++++ INPUT DATA
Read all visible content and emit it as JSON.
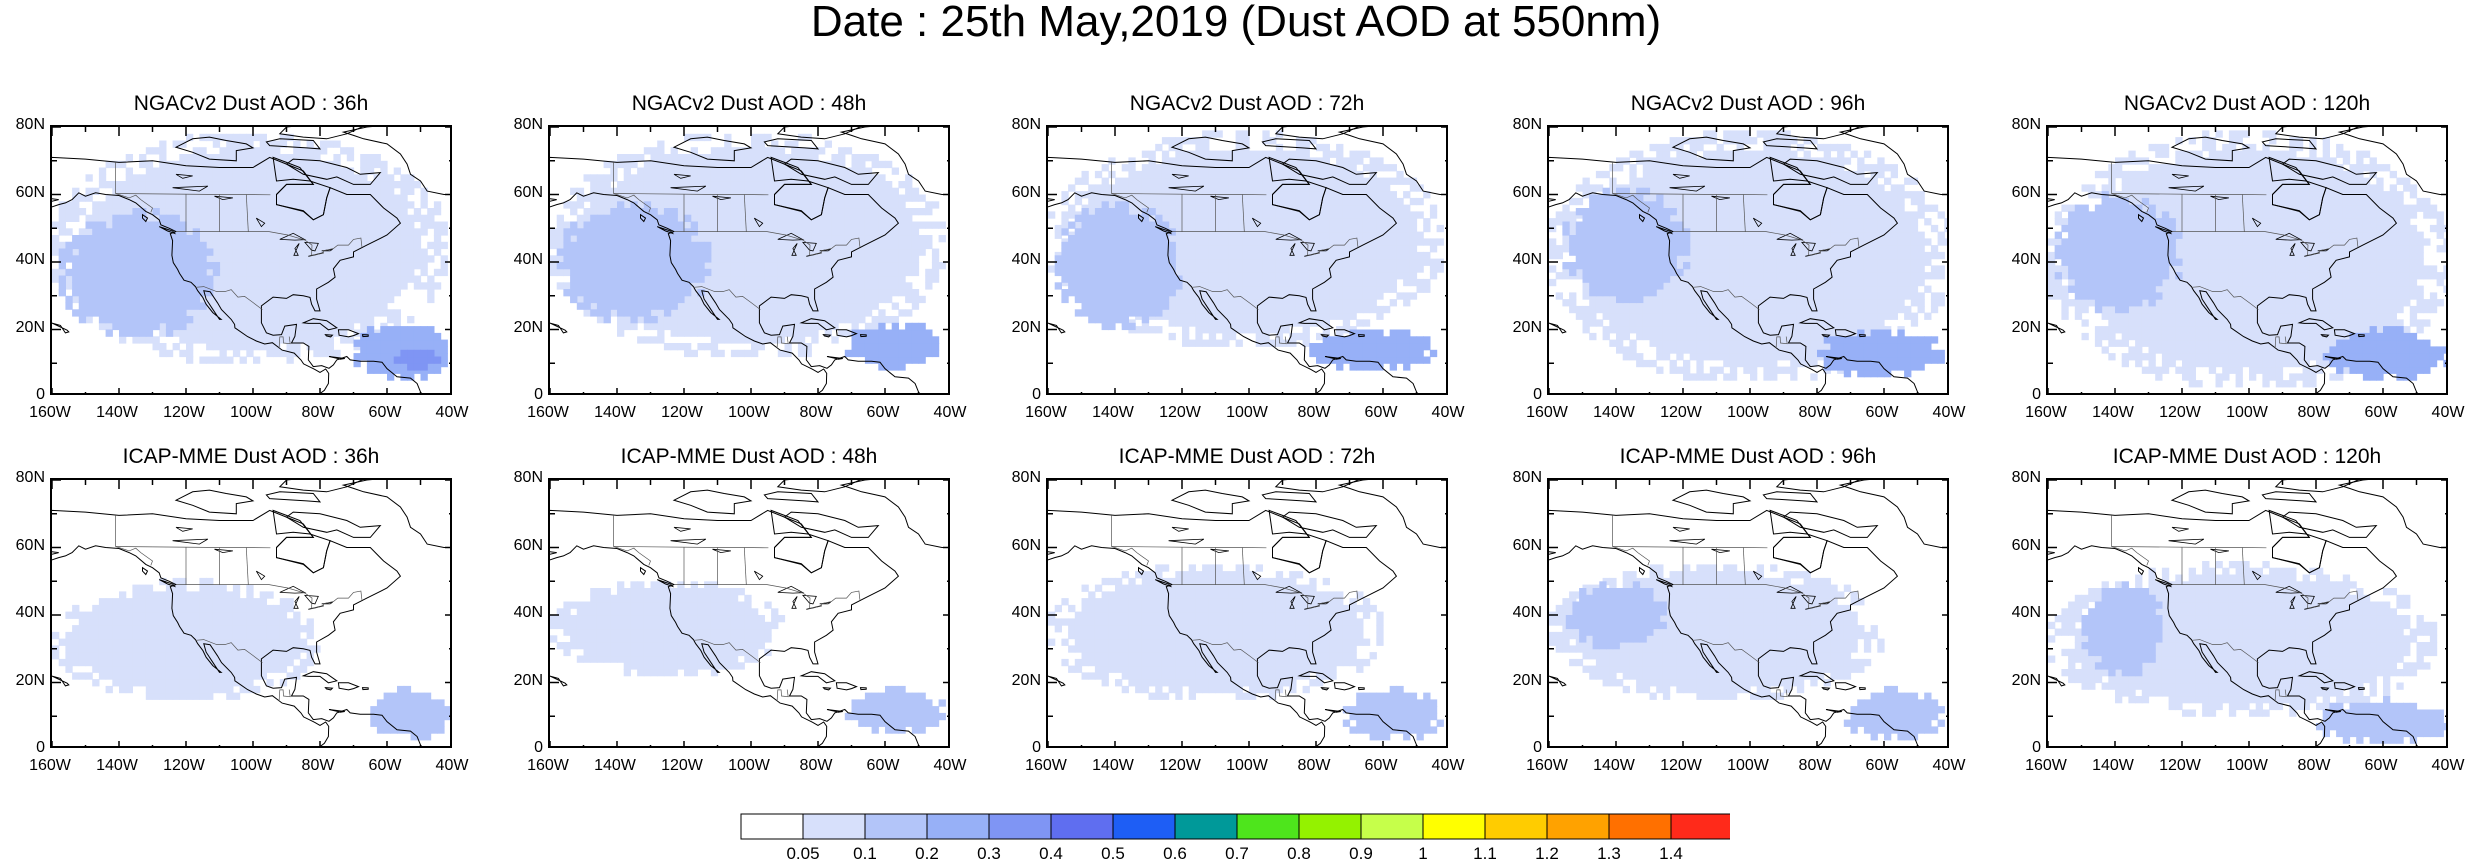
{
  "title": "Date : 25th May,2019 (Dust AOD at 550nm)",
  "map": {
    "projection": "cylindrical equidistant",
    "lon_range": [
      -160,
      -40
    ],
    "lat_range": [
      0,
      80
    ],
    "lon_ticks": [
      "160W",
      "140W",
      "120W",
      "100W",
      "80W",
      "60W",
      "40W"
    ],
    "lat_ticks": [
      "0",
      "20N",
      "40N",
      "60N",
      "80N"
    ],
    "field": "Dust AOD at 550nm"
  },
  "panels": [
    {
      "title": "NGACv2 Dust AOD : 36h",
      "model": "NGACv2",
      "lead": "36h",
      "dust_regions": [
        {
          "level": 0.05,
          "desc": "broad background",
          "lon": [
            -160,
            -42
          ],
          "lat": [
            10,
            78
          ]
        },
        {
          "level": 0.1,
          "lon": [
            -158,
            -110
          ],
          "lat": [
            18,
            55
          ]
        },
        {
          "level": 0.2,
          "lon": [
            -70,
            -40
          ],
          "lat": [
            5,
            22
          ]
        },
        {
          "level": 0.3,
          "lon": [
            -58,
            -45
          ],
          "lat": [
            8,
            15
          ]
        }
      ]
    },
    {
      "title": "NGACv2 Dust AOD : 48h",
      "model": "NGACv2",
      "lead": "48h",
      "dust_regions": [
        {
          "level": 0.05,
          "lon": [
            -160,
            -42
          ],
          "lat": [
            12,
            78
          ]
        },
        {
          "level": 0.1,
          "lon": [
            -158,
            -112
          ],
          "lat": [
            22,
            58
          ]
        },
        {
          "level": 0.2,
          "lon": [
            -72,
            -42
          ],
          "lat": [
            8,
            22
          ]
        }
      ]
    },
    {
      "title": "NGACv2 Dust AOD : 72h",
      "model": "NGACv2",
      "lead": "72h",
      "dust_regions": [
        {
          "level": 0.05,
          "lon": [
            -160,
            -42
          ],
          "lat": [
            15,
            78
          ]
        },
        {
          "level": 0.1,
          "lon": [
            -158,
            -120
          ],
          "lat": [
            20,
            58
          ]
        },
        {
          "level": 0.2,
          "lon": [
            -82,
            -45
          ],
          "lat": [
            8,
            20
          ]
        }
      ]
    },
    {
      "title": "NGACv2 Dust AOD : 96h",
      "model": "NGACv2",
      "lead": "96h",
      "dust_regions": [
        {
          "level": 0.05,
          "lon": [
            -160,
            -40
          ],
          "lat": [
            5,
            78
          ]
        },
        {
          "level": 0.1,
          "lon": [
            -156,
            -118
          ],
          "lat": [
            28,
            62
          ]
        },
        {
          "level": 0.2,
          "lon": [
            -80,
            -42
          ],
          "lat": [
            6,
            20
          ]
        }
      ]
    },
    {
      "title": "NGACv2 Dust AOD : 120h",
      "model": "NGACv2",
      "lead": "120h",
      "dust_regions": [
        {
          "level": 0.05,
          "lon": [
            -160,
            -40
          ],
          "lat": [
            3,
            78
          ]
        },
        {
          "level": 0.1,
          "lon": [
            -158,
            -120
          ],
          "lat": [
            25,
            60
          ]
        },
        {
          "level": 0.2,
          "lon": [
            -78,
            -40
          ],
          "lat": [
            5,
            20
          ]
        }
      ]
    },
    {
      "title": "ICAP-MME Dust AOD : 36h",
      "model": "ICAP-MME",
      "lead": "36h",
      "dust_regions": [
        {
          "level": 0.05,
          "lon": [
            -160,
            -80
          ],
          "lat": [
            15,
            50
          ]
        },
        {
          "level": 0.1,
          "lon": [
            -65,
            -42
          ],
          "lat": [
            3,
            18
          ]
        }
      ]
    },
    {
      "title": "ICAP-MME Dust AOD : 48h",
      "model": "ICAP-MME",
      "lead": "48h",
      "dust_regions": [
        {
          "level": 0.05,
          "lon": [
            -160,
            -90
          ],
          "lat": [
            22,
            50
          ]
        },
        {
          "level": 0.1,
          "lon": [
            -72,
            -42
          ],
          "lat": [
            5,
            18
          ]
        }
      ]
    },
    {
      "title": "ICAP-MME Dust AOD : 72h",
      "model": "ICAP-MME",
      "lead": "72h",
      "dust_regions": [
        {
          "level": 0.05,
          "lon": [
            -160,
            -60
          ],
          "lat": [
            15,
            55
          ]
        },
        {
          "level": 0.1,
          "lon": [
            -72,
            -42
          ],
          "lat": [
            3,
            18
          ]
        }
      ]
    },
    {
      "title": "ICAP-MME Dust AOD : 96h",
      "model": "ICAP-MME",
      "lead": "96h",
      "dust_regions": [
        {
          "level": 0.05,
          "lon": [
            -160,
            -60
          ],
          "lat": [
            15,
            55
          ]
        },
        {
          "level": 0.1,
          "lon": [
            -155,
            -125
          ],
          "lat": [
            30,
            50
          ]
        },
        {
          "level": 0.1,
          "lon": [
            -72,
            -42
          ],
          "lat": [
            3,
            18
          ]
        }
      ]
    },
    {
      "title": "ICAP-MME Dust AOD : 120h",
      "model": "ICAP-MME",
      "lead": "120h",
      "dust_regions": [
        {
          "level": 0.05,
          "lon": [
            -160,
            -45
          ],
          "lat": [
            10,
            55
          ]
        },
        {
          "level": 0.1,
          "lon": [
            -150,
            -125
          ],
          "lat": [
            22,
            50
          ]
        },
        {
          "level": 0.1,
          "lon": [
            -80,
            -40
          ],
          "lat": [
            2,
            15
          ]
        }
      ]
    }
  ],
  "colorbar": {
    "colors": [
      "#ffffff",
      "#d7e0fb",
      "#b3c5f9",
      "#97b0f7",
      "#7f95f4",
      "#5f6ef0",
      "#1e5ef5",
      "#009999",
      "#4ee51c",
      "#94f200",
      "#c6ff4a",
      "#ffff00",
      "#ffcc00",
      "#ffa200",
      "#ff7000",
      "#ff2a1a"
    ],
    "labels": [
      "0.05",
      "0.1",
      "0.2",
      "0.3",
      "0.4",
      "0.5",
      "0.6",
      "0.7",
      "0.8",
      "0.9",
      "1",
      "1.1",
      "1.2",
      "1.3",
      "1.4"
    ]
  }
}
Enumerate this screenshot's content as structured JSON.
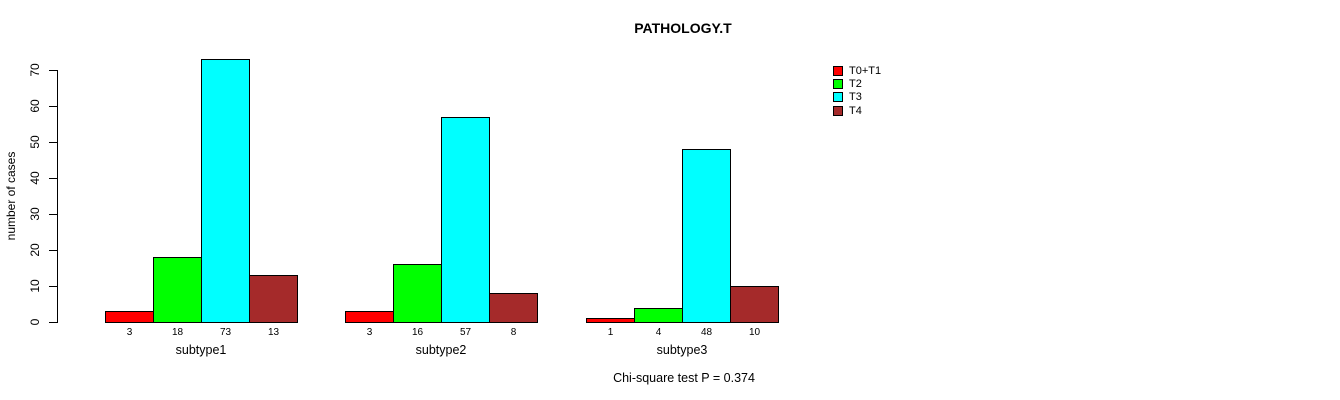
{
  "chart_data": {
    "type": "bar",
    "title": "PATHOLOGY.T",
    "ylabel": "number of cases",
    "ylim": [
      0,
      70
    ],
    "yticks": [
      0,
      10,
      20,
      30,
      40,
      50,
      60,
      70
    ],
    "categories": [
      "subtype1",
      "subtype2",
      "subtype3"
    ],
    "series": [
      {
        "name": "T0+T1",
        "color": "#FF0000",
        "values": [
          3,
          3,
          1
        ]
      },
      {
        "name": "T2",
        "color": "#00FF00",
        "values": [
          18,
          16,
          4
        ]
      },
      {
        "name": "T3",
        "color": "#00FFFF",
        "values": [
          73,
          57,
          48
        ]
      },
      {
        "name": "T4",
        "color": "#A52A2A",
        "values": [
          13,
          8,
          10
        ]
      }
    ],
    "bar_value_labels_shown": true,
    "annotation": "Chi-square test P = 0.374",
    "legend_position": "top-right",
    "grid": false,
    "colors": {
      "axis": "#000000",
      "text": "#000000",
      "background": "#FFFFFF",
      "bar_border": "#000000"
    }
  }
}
++++++++
INSTRUCTIONS TO FOLLOW = Where the line containing "Enumerate this screenshot's" appears above, start there and set down each line exactly through the last line of the data; leave out every picture.

SOLUTION FOR THIS PROBLEM =
Enumerate this screenshot's content as structured JSON.
{
  "chart_data": {
    "type": "bar",
    "title": "PATHOLOGY.T",
    "ylabel": "number of cases",
    "ylim": [
      0,
      70
    ],
    "yticks": [
      0,
      10,
      20,
      30,
      40,
      50,
      60,
      70
    ],
    "categories": [
      "subtype1",
      "subtype2",
      "subtype3"
    ],
    "series": [
      {
        "name": "T0+T1",
        "color": "#FF0000",
        "values": [
          3,
          3,
          1
        ]
      },
      {
        "name": "T2",
        "color": "#00FF00",
        "values": [
          18,
          16,
          4
        ]
      },
      {
        "name": "T3",
        "color": "#00FFFF",
        "values": [
          73,
          57,
          48
        ]
      },
      {
        "name": "T4",
        "color": "#A52A2A",
        "values": [
          13,
          8,
          10
        ]
      }
    ],
    "bar_value_labels_shown": true,
    "annotation": "Chi-square test P = 0.374",
    "legend_position": "top-right",
    "grid": false,
    "colors": {
      "axis": "#000000",
      "text": "#000000",
      "background": "#FFFFFF",
      "bar_border": "#000000"
    }
  }
}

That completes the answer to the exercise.